Pull out every line containing the string "Trường".

━━━━━━━━━━

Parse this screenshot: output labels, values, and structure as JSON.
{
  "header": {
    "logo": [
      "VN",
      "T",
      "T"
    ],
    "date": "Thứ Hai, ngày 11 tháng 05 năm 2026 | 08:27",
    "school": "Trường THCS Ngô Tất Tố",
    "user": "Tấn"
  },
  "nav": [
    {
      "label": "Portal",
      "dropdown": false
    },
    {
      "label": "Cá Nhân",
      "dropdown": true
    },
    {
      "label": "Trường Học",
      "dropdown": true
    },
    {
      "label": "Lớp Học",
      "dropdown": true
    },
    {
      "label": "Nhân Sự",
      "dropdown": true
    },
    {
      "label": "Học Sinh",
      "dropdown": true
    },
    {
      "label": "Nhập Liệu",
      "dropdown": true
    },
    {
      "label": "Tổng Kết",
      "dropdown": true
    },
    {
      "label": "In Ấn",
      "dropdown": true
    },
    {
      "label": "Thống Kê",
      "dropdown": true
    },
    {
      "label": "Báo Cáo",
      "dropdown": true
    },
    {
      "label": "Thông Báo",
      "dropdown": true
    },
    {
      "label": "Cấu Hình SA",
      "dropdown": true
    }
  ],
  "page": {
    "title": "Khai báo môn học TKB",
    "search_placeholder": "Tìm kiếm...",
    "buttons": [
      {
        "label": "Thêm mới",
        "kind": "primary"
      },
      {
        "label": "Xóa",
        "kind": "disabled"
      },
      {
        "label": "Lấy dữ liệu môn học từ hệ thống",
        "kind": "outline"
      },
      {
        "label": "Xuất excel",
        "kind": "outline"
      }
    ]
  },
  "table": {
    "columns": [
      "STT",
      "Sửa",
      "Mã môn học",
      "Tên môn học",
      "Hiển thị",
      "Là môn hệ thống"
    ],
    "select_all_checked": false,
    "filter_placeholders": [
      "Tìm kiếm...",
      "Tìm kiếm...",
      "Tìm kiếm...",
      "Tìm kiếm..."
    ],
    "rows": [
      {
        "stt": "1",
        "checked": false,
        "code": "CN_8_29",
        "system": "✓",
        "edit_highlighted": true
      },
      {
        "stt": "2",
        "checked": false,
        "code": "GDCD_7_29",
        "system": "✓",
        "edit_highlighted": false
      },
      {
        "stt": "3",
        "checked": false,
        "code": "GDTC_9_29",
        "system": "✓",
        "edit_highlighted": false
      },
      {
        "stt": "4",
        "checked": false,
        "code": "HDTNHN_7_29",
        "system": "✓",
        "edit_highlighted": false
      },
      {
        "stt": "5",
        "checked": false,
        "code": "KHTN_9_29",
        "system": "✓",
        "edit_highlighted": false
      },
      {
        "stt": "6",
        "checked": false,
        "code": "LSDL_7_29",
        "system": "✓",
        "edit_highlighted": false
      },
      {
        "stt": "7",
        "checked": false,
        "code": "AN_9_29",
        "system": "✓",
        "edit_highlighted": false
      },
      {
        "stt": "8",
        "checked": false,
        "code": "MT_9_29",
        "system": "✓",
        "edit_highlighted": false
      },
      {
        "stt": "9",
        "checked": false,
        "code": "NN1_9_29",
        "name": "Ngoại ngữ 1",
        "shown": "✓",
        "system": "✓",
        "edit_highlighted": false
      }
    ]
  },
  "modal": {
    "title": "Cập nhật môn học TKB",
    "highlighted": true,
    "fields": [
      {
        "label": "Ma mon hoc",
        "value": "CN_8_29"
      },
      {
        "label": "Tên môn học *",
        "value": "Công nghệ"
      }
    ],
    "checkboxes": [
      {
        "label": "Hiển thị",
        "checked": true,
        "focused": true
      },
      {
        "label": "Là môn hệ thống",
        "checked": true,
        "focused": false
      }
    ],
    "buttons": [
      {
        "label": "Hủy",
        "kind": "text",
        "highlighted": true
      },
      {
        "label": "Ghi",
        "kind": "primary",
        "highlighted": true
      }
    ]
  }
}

━━━━━━━━━━

**Solution**
    "school": "Trường THCS Ngô Tất Tố",
      "label": "Trường Học",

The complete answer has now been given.